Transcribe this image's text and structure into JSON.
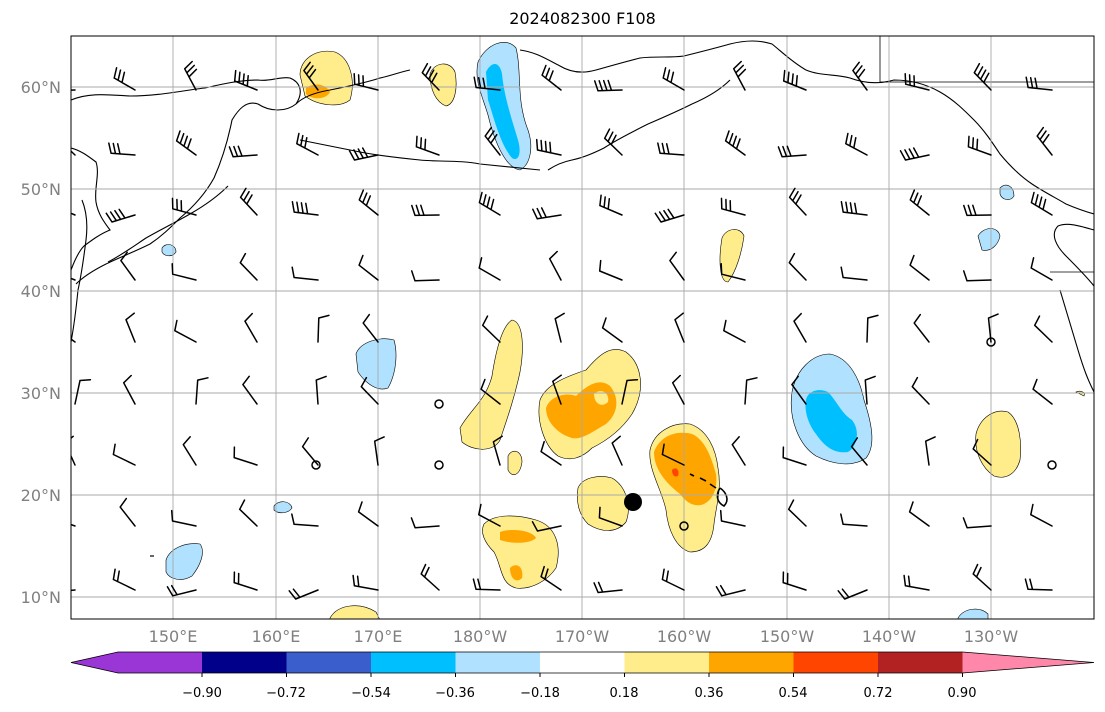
{
  "title": "2024082300 F108",
  "lat_labels": [
    "60°N",
    "50°N",
    "40°N",
    "30°N",
    "20°N",
    "10°N"
  ],
  "lon_labels": [
    "150°E",
    "160°E",
    "170°E",
    "180°W",
    "170°W",
    "160°W",
    "150°W",
    "140°W",
    "130°W"
  ],
  "colorbar": {
    "tick_labels": [
      "−0.90",
      "−0.72",
      "−0.54",
      "−0.36",
      "−0.18",
      "0.18",
      "0.36",
      "0.54",
      "0.72",
      "0.90"
    ],
    "colors": [
      "#9b36d6",
      "#00008a",
      "#3a5fcd",
      "#00bfff",
      "#b0e2ff",
      "#ffffff",
      "#ffec8b",
      "#ffa500",
      "#ff4500",
      "#b22222",
      "#ff88aa"
    ]
  },
  "colors": {
    "light_yellow": "#ffec8b",
    "orange": "#ffa500",
    "red": "#ff4500",
    "light_blue": "#b0e2ff",
    "deep_sky_blue": "#00bfff",
    "grid": "#aaaaaa",
    "axis_label": "#808080"
  }
}
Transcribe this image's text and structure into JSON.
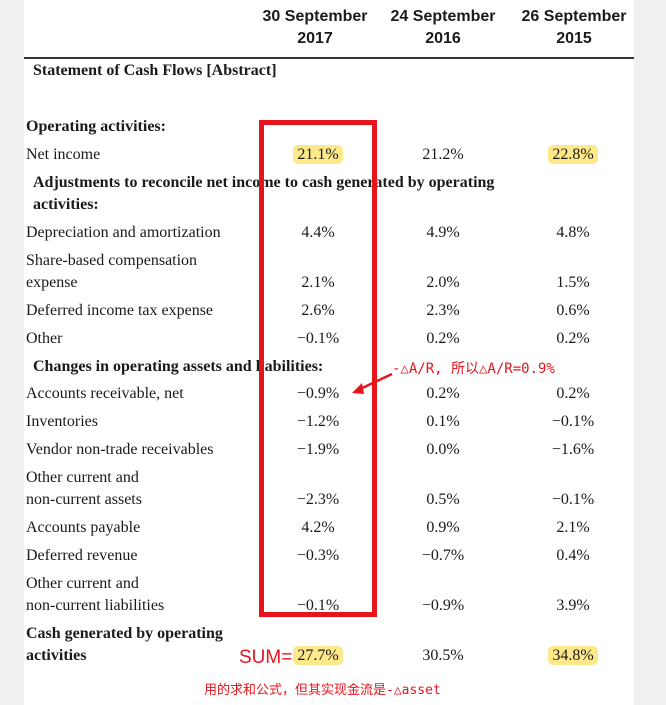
{
  "columns": [
    "30 September\n2017",
    "24 September\n2016",
    "26 September\n2015"
  ],
  "section_title": "Statement of Cash Flows [Abstract]",
  "operating_header": "Operating activities:",
  "net_income": {
    "label": "Net income",
    "values": [
      "21.1%",
      "21.2%",
      "22.8%"
    ]
  },
  "adjustments_header_line1": "Adjustments to reconcile net income to cash generated by operating",
  "adjustments_header_line2": "activities:",
  "rows_adjust": [
    {
      "label": "Depreciation and amortization",
      "values": [
        "4.4%",
        "4.9%",
        "4.8%"
      ]
    },
    {
      "label_line1": "Share-based compensation",
      "label_line2": "expense",
      "values": [
        "2.1%",
        "2.0%",
        "1.5%"
      ]
    },
    {
      "label": "Deferred income tax expense",
      "values": [
        "2.6%",
        "2.3%",
        "0.6%"
      ]
    },
    {
      "label": "Other",
      "values": [
        "−0.1%",
        "0.2%",
        "0.2%"
      ]
    }
  ],
  "changes_header": "Changes in operating assets and liabilities:",
  "rows_changes": [
    {
      "label": "Accounts receivable, net",
      "values": [
        "−0.9%",
        "0.2%",
        "0.2%"
      ]
    },
    {
      "label": "Inventories",
      "values": [
        "−1.2%",
        "0.1%",
        "−0.1%"
      ]
    },
    {
      "label": "Vendor non-trade receivables",
      "values": [
        "−1.9%",
        "0.0%",
        "−1.6%"
      ]
    },
    {
      "label_line1": "Other current and",
      "label_line2": "non-current assets",
      "values": [
        "−2.3%",
        "0.5%",
        "−0.1%"
      ]
    },
    {
      "label": "Accounts payable",
      "values": [
        "4.2%",
        "0.9%",
        "2.1%"
      ]
    },
    {
      "label": "Deferred revenue",
      "values": [
        "−0.3%",
        "−0.7%",
        "0.4%"
      ]
    },
    {
      "label_line1": "Other current and",
      "label_line2": "non-current liabilities",
      "values": [
        "−0.1%",
        "−0.9%",
        "3.9%"
      ]
    }
  ],
  "cash_generated": {
    "label_line1": "Cash generated by operating",
    "label_line2": "activities",
    "values": [
      "27.7%",
      "30.5%",
      "34.8%"
    ]
  },
  "annotations": {
    "delta_note": "-△A/R, 所以△A/R=0.9%",
    "sum_label": "SUM=",
    "bottom_note": "用的求和公式，但其实现金流是-△asset"
  },
  "colors": {
    "highlight": "#fde98a",
    "annotation_red": "#e8141b"
  }
}
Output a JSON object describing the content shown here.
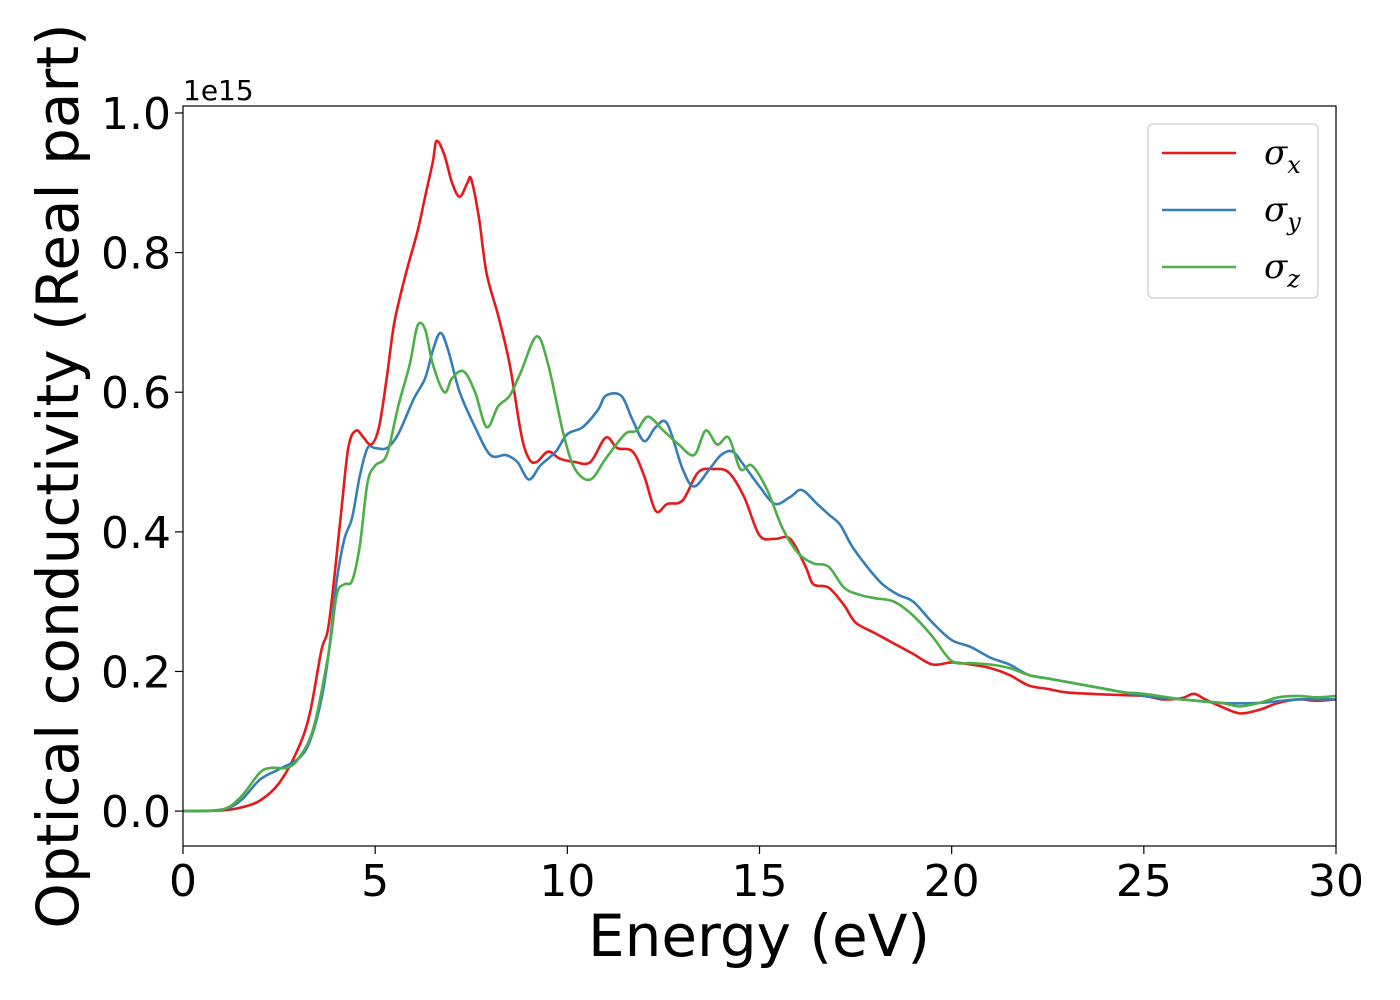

::::

■ **AIM OF THE TASK**
Pictures are excluded; copy all other data exactly as shown.

■ **EXERCISE RESULT**
Transcribe this image's text and structure into JSON.
{
  "title": "2024082300 F108",
  "lat_labels": [
    "60°N",
    "50°N",
    "40°N",
    "30°N",
    "20°N",
    "10°N"
  ],
  "lon_labels": [
    "150°E",
    "160°E",
    "170°E",
    "180°W",
    "170°W",
    "160°W",
    "150°W",
    "140°W",
    "130°W"
  ],
  "colorbar": {
    "tick_labels": [
      "−0.90",
      "−0.72",
      "−0.54",
      "−0.36",
      "−0.18",
      "0.18",
      "0.36",
      "0.54",
      "0.72",
      "0.90"
    ],
    "colors": [
      "#9b36d6",
      "#00008a",
      "#3a5fcd",
      "#00bfff",
      "#b0e2ff",
      "#ffffff",
      "#ffec8b",
      "#ffa500",
      "#ff4500",
      "#b22222",
      "#ff88aa"
    ]
  },
  "colors": {
    "light_yellow": "#ffec8b",
    "orange": "#ffa500",
    "red": "#ff4500",
    "light_blue": "#b0e2ff",
    "deep_sky_blue": "#00bfff",
    "grid": "#aaaaaa",
    "axis_label": "#808080"
  }
}
Transcribe this image's text and structure into JSON.
{
  "columns": [
    "30 September\n2017",
    "24 September\n2016",
    "26 September\n2015"
  ],
  "section_title": "Statement of Cash Flows [Abstract]",
  "operating_header": "Operating activities:",
  "net_income": {
    "label": "Net income",
    "values": [
      "21.1%",
      "21.2%",
      "22.8%"
    ]
  },
  "adjustments_header_line1": "Adjustments to reconcile net income to cash generated by operating",
  "adjustments_header_line2": "activities:",
  "rows_adjust": [
    {
      "label": "Depreciation and amortization",
      "values": [
        "4.4%",
        "4.9%",
        "4.8%"
      ]
    },
    {
      "label_line1": "Share-based compensation",
      "label_line2": "expense",
      "values": [
        "2.1%",
        "2.0%",
        "1.5%"
      ]
    },
    {
      "label": "Deferred income tax expense",
      "values": [
        "2.6%",
        "2.3%",
        "0.6%"
      ]
    },
    {
      "label": "Other",
      "values": [
        "−0.1%",
        "0.2%",
        "0.2%"
      ]
    }
  ],
  "changes_header": "Changes in operating assets and liabilities:",
  "rows_changes": [
    {
      "label": "Accounts receivable, net",
      "values": [
        "−0.9%",
        "0.2%",
        "0.2%"
      ]
    },
    {
      "label": "Inventories",
      "values": [
        "−1.2%",
        "0.1%",
        "−0.1%"
      ]
    },
    {
      "label": "Vendor non-trade receivables",
      "values": [
        "−1.9%",
        "0.0%",
        "−1.6%"
      ]
    },
    {
      "label_line1": "Other current and",
      "label_line2": "non-current assets",
      "values": [
        "−2.3%",
        "0.5%",
        "−0.1%"
      ]
    },
    {
      "label": "Accounts payable",
      "values": [
        "4.2%",
        "0.9%",
        "2.1%"
      ]
    },
    {
      "label": "Deferred revenue",
      "values": [
        "−0.3%",
        "−0.7%",
        "0.4%"
      ]
    },
    {
      "label_line1": "Other current and",
      "label_line2": "non-current liabilities",
      "values": [
        "−0.1%",
        "−0.9%",
        "3.9%"
      ]
    }
  ],
  "cash_generated": {
    "label_line1": "Cash generated by operating",
    "label_line2": "activities",
    "values": [
      "27.7%",
      "30.5%",
      "34.8%"
    ]
  },
  "annotations": {
    "delta_note": "-△A/R, 所以△A/R=0.9%",
    "sum_label": "SUM=",
    "bottom_note": "用的求和公式，但其实现金流是-△asset"
  },
  "colors": {
    "highlight": "#fde98a",
    "annotation_red": "#e8141b"
  }
}
Output a JSON object describing the content shown here.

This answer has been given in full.